§ WRITTEN REQUEST:
Copy out every line containing the word "date".

§ MATERIAL SUPPLIED:
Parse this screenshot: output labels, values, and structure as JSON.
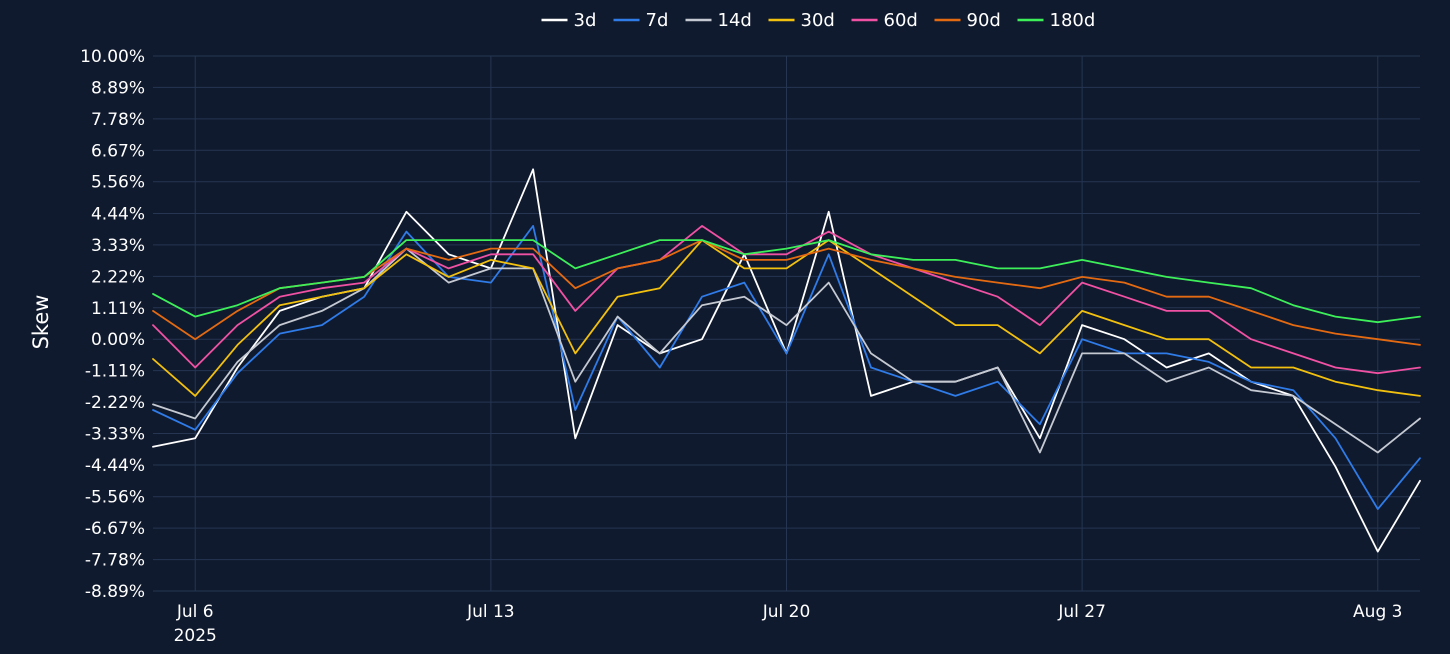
{
  "chart_data": {
    "type": "line",
    "title": "",
    "xlabel": "",
    "ylabel": "Skew",
    "ylim": [
      -8.89,
      10.0
    ],
    "yticks": [
      "10.00%",
      "8.89%",
      "7.78%",
      "6.67%",
      "5.56%",
      "4.44%",
      "3.33%",
      "2.22%",
      "1.11%",
      "0.00%",
      "-1.11%",
      "-2.22%",
      "-3.33%",
      "-4.44%",
      "-5.56%",
      "-6.67%",
      "-7.78%",
      "-8.89%"
    ],
    "xticks": [
      {
        "date": "2025-07-06",
        "label": "Jul 6",
        "sublabel": "2025"
      },
      {
        "date": "2025-07-13",
        "label": "Jul 13",
        "sublabel": ""
      },
      {
        "date": "2025-07-20",
        "label": "Jul 20",
        "sublabel": ""
      },
      {
        "date": "2025-07-27",
        "label": "Jul 27",
        "sublabel": ""
      },
      {
        "date": "2025-08-03",
        "label": "Aug 3",
        "sublabel": ""
      }
    ],
    "xlim": [
      "2025-07-05",
      "2025-08-04"
    ],
    "grid": true,
    "legend_position": "top",
    "series": [
      {
        "name": "3d",
        "color": "#ffffff",
        "x": [
          "2025-07-05",
          "2025-07-06",
          "2025-07-07",
          "2025-07-08",
          "2025-07-09",
          "2025-07-10",
          "2025-07-11",
          "2025-07-12",
          "2025-07-13",
          "2025-07-14",
          "2025-07-15",
          "2025-07-16",
          "2025-07-17",
          "2025-07-18",
          "2025-07-19",
          "2025-07-20",
          "2025-07-21",
          "2025-07-22",
          "2025-07-23",
          "2025-07-24",
          "2025-07-25",
          "2025-07-26",
          "2025-07-27",
          "2025-07-28",
          "2025-07-29",
          "2025-07-30",
          "2025-07-31",
          "2025-08-01",
          "2025-08-02",
          "2025-08-03",
          "2025-08-04"
        ],
        "values": [
          -3.8,
          -3.5,
          -1.0,
          1.0,
          1.5,
          1.8,
          4.5,
          3.0,
          2.5,
          6.0,
          -3.5,
          0.5,
          -0.5,
          0.0,
          3.0,
          -0.5,
          4.5,
          -2.0,
          -1.5,
          -1.5,
          -1.0,
          -3.5,
          0.5,
          0.0,
          -1.0,
          -0.5,
          -1.5,
          -2.0,
          -4.5,
          -7.5,
          -5.0
        ]
      },
      {
        "name": "7d",
        "color": "#2f7be8",
        "x": [
          "2025-07-05",
          "2025-07-06",
          "2025-07-07",
          "2025-07-08",
          "2025-07-09",
          "2025-07-10",
          "2025-07-11",
          "2025-07-12",
          "2025-07-13",
          "2025-07-14",
          "2025-07-15",
          "2025-07-16",
          "2025-07-17",
          "2025-07-18",
          "2025-07-19",
          "2025-07-20",
          "2025-07-21",
          "2025-07-22",
          "2025-07-23",
          "2025-07-24",
          "2025-07-25",
          "2025-07-26",
          "2025-07-27",
          "2025-07-28",
          "2025-07-29",
          "2025-07-30",
          "2025-07-31",
          "2025-08-01",
          "2025-08-02",
          "2025-08-03",
          "2025-08-04"
        ],
        "values": [
          -2.5,
          -3.2,
          -1.2,
          0.2,
          0.5,
          1.5,
          3.8,
          2.2,
          2.0,
          4.0,
          -2.5,
          0.8,
          -1.0,
          1.5,
          2.0,
          -0.5,
          3.0,
          -1.0,
          -1.5,
          -2.0,
          -1.5,
          -3.0,
          0.0,
          -0.5,
          -0.5,
          -0.8,
          -1.5,
          -1.8,
          -3.5,
          -6.0,
          -4.2
        ]
      },
      {
        "name": "14d",
        "color": "#c4c9d2",
        "x": [
          "2025-07-05",
          "2025-07-06",
          "2025-07-07",
          "2025-07-08",
          "2025-07-09",
          "2025-07-10",
          "2025-07-11",
          "2025-07-12",
          "2025-07-13",
          "2025-07-14",
          "2025-07-15",
          "2025-07-16",
          "2025-07-17",
          "2025-07-18",
          "2025-07-19",
          "2025-07-20",
          "2025-07-21",
          "2025-07-22",
          "2025-07-23",
          "2025-07-24",
          "2025-07-25",
          "2025-07-26",
          "2025-07-27",
          "2025-07-28",
          "2025-07-29",
          "2025-07-30",
          "2025-07-31",
          "2025-08-01",
          "2025-08-02",
          "2025-08-03",
          "2025-08-04"
        ],
        "values": [
          -2.3,
          -2.8,
          -0.8,
          0.5,
          1.0,
          1.8,
          3.2,
          2.0,
          2.5,
          2.5,
          -1.5,
          0.8,
          -0.5,
          1.2,
          1.5,
          0.5,
          2.0,
          -0.5,
          -1.5,
          -1.5,
          -1.0,
          -4.0,
          -0.5,
          -0.5,
          -1.5,
          -1.0,
          -1.8,
          -2.0,
          -3.0,
          -4.0,
          -2.8
        ]
      },
      {
        "name": "30d",
        "color": "#f2c00e",
        "x": [
          "2025-07-05",
          "2025-07-06",
          "2025-07-07",
          "2025-07-08",
          "2025-07-09",
          "2025-07-10",
          "2025-07-11",
          "2025-07-12",
          "2025-07-13",
          "2025-07-14",
          "2025-07-15",
          "2025-07-16",
          "2025-07-17",
          "2025-07-18",
          "2025-07-19",
          "2025-07-20",
          "2025-07-21",
          "2025-07-22",
          "2025-07-23",
          "2025-07-24",
          "2025-07-25",
          "2025-07-26",
          "2025-07-27",
          "2025-07-28",
          "2025-07-29",
          "2025-07-30",
          "2025-07-31",
          "2025-08-01",
          "2025-08-02",
          "2025-08-03",
          "2025-08-04"
        ],
        "values": [
          -0.7,
          -2.0,
          -0.2,
          1.2,
          1.5,
          1.8,
          3.0,
          2.2,
          2.8,
          2.5,
          -0.5,
          1.5,
          1.8,
          3.5,
          2.5,
          2.5,
          3.5,
          2.5,
          1.5,
          0.5,
          0.5,
          -0.5,
          1.0,
          0.5,
          0.0,
          0.0,
          -1.0,
          -1.0,
          -1.5,
          -1.8,
          -2.0
        ]
      },
      {
        "name": "60d",
        "color": "#f051a3",
        "x": [
          "2025-07-05",
          "2025-07-06",
          "2025-07-07",
          "2025-07-08",
          "2025-07-09",
          "2025-07-10",
          "2025-07-11",
          "2025-07-12",
          "2025-07-13",
          "2025-07-14",
          "2025-07-15",
          "2025-07-16",
          "2025-07-17",
          "2025-07-18",
          "2025-07-19",
          "2025-07-20",
          "2025-07-21",
          "2025-07-22",
          "2025-07-23",
          "2025-07-24",
          "2025-07-25",
          "2025-07-26",
          "2025-07-27",
          "2025-07-28",
          "2025-07-29",
          "2025-07-30",
          "2025-07-31",
          "2025-08-01",
          "2025-08-02",
          "2025-08-03",
          "2025-08-04"
        ],
        "values": [
          0.5,
          -1.0,
          0.5,
          1.5,
          1.8,
          2.0,
          3.2,
          2.5,
          3.0,
          3.0,
          1.0,
          2.5,
          2.8,
          4.0,
          3.0,
          3.0,
          3.8,
          3.0,
          2.5,
          2.0,
          1.5,
          0.5,
          2.0,
          1.5,
          1.0,
          1.0,
          0.0,
          -0.5,
          -1.0,
          -1.2,
          -1.0
        ]
      },
      {
        "name": "90d",
        "color": "#e46a12",
        "x": [
          "2025-07-05",
          "2025-07-06",
          "2025-07-07",
          "2025-07-08",
          "2025-07-09",
          "2025-07-10",
          "2025-07-11",
          "2025-07-12",
          "2025-07-13",
          "2025-07-14",
          "2025-07-15",
          "2025-07-16",
          "2025-07-17",
          "2025-07-18",
          "2025-07-19",
          "2025-07-20",
          "2025-07-21",
          "2025-07-22",
          "2025-07-23",
          "2025-07-24",
          "2025-07-25",
          "2025-07-26",
          "2025-07-27",
          "2025-07-28",
          "2025-07-29",
          "2025-07-30",
          "2025-07-31",
          "2025-08-01",
          "2025-08-02",
          "2025-08-03",
          "2025-08-04"
        ],
        "values": [
          1.0,
          0.0,
          1.0,
          1.8,
          2.0,
          2.2,
          3.2,
          2.8,
          3.2,
          3.2,
          1.8,
          2.5,
          2.8,
          3.5,
          2.8,
          2.8,
          3.2,
          2.8,
          2.5,
          2.2,
          2.0,
          1.8,
          2.2,
          2.0,
          1.5,
          1.5,
          1.0,
          0.5,
          0.2,
          0.0,
          -0.2
        ]
      },
      {
        "name": "180d",
        "color": "#3df05a",
        "x": [
          "2025-07-05",
          "2025-07-06",
          "2025-07-07",
          "2025-07-08",
          "2025-07-09",
          "2025-07-10",
          "2025-07-11",
          "2025-07-12",
          "2025-07-13",
          "2025-07-14",
          "2025-07-15",
          "2025-07-16",
          "2025-07-17",
          "2025-07-18",
          "2025-07-19",
          "2025-07-20",
          "2025-07-21",
          "2025-07-22",
          "2025-07-23",
          "2025-07-24",
          "2025-07-25",
          "2025-07-26",
          "2025-07-27",
          "2025-07-28",
          "2025-07-29",
          "2025-07-30",
          "2025-07-31",
          "2025-08-01",
          "2025-08-02",
          "2025-08-03",
          "2025-08-04"
        ],
        "values": [
          1.6,
          0.8,
          1.2,
          1.8,
          2.0,
          2.2,
          3.5,
          3.5,
          3.5,
          3.5,
          2.5,
          3.0,
          3.5,
          3.5,
          3.0,
          3.2,
          3.5,
          3.0,
          2.8,
          2.8,
          2.5,
          2.5,
          2.8,
          2.5,
          2.2,
          2.0,
          1.8,
          1.2,
          0.8,
          0.6,
          0.8
        ]
      }
    ]
  }
}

§ SOLUTION TO THE PROBLEM:
        "date": "2025-07-06",
        "date": "2025-07-13",
        "date": "2025-07-20",
        "date": "2025-07-27",
        "date": "2025-08-03",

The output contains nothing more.